(Dataset records)
^^^^
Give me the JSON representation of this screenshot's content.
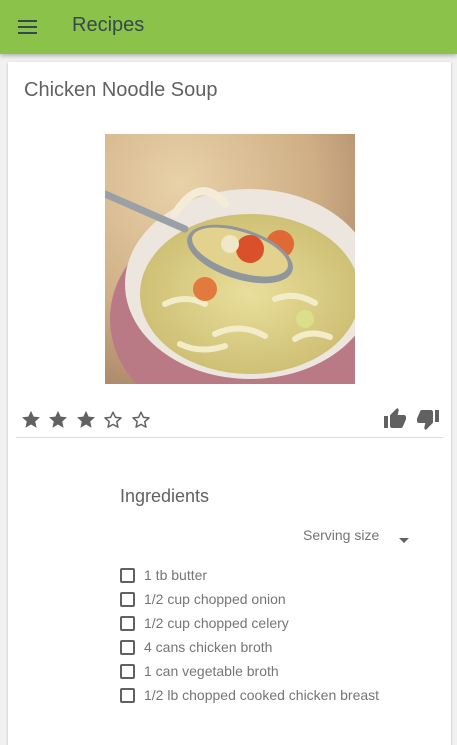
{
  "app": {
    "title": "Recipes"
  },
  "recipe": {
    "title": "Chicken Noodle Soup",
    "rating": 3,
    "max_rating": 5
  },
  "ingredients": {
    "heading": "Ingredients",
    "serving_size_label": "Serving size",
    "items": [
      {
        "label": "1 tb butter",
        "checked": false
      },
      {
        "label": "1/2 cup chopped onion",
        "checked": false
      },
      {
        "label": "1/2 cup chopped celery",
        "checked": false
      },
      {
        "label": "4 cans chicken broth",
        "checked": false
      },
      {
        "label": "1 can vegetable broth",
        "checked": false
      },
      {
        "label": "1/2 lb chopped cooked chicken breast",
        "checked": false
      }
    ]
  },
  "icons": {
    "menu": "menu-icon",
    "star_filled": "star-icon",
    "star_empty": "star-outline-icon",
    "thumb_up": "thumb-up-icon",
    "thumb_down": "thumb-down-icon",
    "dropdown": "chevron-down-icon"
  },
  "colors": {
    "appbar": "#8bc34a",
    "icon": "#616161",
    "text": "#616161"
  }
}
^^^^
* **Problem requirements**
Looking at the records above, say how many lines hold the string "title". Write nothing but the number.

* **The solution**
2